Written task:
Identify the lines containing the word "directories". Copy each one.

Saved entries:
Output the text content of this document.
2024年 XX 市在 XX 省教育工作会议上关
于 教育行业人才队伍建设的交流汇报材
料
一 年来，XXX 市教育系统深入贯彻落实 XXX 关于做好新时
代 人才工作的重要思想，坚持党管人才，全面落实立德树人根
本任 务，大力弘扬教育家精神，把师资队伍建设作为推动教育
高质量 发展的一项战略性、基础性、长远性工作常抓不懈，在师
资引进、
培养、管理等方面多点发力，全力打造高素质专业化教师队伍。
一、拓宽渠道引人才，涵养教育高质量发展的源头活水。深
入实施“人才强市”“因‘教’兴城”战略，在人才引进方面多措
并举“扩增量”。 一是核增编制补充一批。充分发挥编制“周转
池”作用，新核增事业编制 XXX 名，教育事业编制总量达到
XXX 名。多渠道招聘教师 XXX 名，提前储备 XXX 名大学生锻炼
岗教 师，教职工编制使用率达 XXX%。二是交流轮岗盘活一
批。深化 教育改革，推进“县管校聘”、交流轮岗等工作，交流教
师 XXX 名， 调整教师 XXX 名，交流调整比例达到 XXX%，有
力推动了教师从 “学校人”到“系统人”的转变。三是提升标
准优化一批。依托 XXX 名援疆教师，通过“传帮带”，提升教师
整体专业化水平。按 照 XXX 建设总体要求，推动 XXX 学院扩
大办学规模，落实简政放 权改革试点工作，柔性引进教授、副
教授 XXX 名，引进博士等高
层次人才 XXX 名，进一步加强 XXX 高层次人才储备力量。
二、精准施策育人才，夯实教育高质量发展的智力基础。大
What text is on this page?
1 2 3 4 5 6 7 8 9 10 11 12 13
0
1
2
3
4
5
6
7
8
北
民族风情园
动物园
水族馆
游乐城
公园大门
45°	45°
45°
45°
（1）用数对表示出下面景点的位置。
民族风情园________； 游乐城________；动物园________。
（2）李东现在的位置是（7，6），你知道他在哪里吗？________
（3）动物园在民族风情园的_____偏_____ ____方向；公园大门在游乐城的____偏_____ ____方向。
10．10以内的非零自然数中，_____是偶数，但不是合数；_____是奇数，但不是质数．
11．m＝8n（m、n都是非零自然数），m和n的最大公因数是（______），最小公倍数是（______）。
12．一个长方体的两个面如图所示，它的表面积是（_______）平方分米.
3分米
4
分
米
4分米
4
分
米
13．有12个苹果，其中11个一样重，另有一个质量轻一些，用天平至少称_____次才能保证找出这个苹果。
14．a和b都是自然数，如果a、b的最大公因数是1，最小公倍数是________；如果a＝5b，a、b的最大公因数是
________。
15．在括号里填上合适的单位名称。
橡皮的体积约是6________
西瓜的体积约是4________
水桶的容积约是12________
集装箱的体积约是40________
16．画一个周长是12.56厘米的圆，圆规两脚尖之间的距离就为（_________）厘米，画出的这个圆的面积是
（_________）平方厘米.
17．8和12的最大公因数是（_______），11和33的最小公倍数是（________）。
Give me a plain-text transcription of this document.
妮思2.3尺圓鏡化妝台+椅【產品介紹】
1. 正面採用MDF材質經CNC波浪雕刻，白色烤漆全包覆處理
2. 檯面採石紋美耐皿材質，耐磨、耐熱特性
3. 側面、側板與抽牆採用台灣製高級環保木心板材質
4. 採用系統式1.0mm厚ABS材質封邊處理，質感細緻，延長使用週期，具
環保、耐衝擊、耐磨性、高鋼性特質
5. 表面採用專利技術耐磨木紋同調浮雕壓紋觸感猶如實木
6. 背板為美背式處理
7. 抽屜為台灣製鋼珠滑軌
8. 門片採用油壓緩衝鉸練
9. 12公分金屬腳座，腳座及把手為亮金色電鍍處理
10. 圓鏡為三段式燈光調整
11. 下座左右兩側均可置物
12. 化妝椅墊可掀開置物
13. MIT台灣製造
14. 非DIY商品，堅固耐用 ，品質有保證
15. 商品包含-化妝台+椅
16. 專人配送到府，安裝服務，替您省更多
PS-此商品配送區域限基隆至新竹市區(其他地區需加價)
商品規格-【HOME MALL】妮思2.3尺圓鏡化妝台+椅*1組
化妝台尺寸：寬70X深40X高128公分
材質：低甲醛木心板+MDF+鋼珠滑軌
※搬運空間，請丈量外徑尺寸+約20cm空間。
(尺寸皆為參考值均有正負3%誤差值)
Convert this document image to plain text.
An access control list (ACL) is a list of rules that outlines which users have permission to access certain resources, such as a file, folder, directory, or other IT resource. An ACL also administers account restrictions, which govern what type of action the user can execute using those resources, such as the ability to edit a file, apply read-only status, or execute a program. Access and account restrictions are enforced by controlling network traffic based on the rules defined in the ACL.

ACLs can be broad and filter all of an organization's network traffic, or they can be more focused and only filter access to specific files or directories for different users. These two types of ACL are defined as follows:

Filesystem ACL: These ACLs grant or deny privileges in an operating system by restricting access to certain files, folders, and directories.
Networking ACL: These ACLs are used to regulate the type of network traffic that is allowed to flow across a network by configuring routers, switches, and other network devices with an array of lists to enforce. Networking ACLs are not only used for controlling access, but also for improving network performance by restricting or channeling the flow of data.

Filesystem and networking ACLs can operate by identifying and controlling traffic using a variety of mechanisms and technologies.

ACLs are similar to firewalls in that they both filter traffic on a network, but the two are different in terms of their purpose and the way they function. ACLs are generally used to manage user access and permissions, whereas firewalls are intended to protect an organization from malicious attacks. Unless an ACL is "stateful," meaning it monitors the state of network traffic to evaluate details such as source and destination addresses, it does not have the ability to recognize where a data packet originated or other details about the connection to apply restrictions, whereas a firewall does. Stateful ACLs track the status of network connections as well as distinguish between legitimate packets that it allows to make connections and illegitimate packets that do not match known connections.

Problem solution:
ACLs can be broad and filter all of an organization's network traffic, or they can be more focused and only filter access to specific files or directories for different users. These two types of ACL are defined as follows:
Filesystem ACL: These ACLs grant or deny privileges in an operating system by restricting access to certain files, folders, and directories.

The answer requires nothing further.